Stored data:
☆ ☆ ☆ ☆

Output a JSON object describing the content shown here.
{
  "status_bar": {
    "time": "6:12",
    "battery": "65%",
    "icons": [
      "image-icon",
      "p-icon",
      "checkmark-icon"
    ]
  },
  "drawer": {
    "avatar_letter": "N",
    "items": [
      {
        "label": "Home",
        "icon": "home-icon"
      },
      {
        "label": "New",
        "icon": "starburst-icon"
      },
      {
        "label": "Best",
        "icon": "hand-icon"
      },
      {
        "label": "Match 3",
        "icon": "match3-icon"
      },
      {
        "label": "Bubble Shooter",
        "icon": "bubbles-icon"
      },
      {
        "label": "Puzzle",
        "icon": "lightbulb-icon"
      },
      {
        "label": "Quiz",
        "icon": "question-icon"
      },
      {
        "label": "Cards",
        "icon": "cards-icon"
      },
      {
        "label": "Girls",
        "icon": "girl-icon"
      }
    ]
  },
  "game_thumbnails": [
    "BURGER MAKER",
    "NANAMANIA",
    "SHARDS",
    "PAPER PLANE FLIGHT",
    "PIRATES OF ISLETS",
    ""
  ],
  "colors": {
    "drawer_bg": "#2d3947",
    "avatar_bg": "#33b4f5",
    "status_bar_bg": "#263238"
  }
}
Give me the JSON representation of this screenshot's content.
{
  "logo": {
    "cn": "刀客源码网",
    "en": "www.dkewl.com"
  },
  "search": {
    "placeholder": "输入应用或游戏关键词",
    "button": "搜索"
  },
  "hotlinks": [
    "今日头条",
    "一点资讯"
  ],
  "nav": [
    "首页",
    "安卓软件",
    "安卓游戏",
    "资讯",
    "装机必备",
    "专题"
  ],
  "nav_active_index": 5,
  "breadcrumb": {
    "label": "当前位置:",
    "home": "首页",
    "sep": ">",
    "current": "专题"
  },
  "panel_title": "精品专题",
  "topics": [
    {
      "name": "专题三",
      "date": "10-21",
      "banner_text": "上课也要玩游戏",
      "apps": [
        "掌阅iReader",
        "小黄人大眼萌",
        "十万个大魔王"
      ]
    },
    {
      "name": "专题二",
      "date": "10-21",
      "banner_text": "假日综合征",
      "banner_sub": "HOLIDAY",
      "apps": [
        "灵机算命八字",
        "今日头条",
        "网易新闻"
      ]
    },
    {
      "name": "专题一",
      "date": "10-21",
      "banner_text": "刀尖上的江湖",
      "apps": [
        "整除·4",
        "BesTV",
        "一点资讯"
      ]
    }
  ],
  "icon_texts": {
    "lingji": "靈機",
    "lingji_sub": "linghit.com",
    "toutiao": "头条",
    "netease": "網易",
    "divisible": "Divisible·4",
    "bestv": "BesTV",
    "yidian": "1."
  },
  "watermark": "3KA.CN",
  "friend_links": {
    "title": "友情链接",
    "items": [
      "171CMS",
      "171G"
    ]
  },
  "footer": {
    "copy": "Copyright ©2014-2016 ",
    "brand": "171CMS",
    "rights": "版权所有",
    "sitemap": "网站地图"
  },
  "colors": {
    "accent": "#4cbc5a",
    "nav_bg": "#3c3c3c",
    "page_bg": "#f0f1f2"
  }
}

☆ ☆ ☆ ☆

• [WHAT IS REQUIRED] Can you reproduce all the material exactly?

• [RESULT]
Output a JSON object describing the content shown here.
{
  "status_bar": {
    "time": "6:12",
    "battery": "65%",
    "icons": [
      "image-icon",
      "p-icon",
      "checkmark-icon"
    ]
  },
  "drawer": {
    "avatar_letter": "N",
    "items": [
      {
        "label": "Home",
        "icon": "home-icon"
      },
      {
        "label": "New",
        "icon": "starburst-icon"
      },
      {
        "label": "Best",
        "icon": "hand-icon"
      },
      {
        "label": "Match 3",
        "icon": "match3-icon"
      },
      {
        "label": "Bubble Shooter",
        "icon": "bubbles-icon"
      },
      {
        "label": "Puzzle",
        "icon": "lightbulb-icon"
      },
      {
        "label": "Quiz",
        "icon": "question-icon"
      },
      {
        "label": "Cards",
        "icon": "cards-icon"
      },
      {
        "label": "Girls",
        "icon": "girl-icon"
      }
    ]
  },
  "game_thumbnails": [
    "BURGER MAKER",
    "NANAMANIA",
    "SHARDS",
    "PAPER PLANE FLIGHT",
    "PIRATES OF ISLETS",
    ""
  ],
  "colors": {
    "drawer_bg": "#2d3947",
    "avatar_bg": "#33b4f5",
    "status_bar_bg": "#263238"
  }
}
Give me the JSON representation of this screenshot's content.
{
  "logo": {
    "cn": "刀客源码网",
    "en": "www.dkewl.com"
  },
  "search": {
    "placeholder": "输入应用或游戏关键词",
    "button": "搜索"
  },
  "hotlinks": [
    "今日头条",
    "一点资讯"
  ],
  "nav": [
    "首页",
    "安卓软件",
    "安卓游戏",
    "资讯",
    "装机必备",
    "专题"
  ],
  "nav_active_index": 5,
  "breadcrumb": {
    "label": "当前位置:",
    "home": "首页",
    "sep": ">",
    "current": "专题"
  },
  "panel_title": "精品专题",
  "topics": [
    {
      "name": "专题三",
      "date": "10-21",
      "banner_text": "上课也要玩游戏",
      "apps": [
        "掌阅iReader",
        "小黄人大眼萌",
        "十万个大魔王"
      ]
    },
    {
      "name": "专题二",
      "date": "10-21",
      "banner_text": "假日综合征",
      "banner_sub": "HOLIDAY",
      "apps": [
        "灵机算命八字",
        "今日头条",
        "网易新闻"
      ]
    },
    {
      "name": "专题一",
      "date": "10-21",
      "banner_text": "刀尖上的江湖",
      "apps": [
        "整除·4",
        "BesTV",
        "一点资讯"
      ]
    }
  ],
  "icon_texts": {
    "lingji": "靈機",
    "lingji_sub": "linghit.com",
    "toutiao": "头条",
    "netease": "網易",
    "divisible": "Divisible·4",
    "bestv": "BesTV",
    "yidian": "1."
  },
  "watermark": "3KA.CN",
  "friend_links": {
    "title": "友情链接",
    "items": [
      "171CMS",
      "171G"
    ]
  },
  "footer": {
    "copy": "Copyright ©2014-2016 ",
    "brand": "171CMS",
    "rights": "版权所有",
    "sitemap": "网站地图"
  },
  "colors": {
    "accent": "#4cbc5a",
    "nav_bg": "#3c3c3c",
    "page_bg": "#f0f1f2"
  }
}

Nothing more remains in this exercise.